Description of the task: Report how many lines contain "Ивановской". The answer is a single number.

Extracted data entries:

[start]

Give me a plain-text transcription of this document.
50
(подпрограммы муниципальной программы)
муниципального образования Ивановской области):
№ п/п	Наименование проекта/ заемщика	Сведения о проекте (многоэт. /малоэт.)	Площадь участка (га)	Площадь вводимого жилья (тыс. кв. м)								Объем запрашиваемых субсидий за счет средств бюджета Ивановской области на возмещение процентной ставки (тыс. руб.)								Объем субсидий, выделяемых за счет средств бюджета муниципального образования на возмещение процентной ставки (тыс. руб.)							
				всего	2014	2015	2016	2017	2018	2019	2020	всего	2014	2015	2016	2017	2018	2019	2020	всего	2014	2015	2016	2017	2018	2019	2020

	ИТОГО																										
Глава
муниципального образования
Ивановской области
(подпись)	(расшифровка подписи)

[end]

Complete answer: 3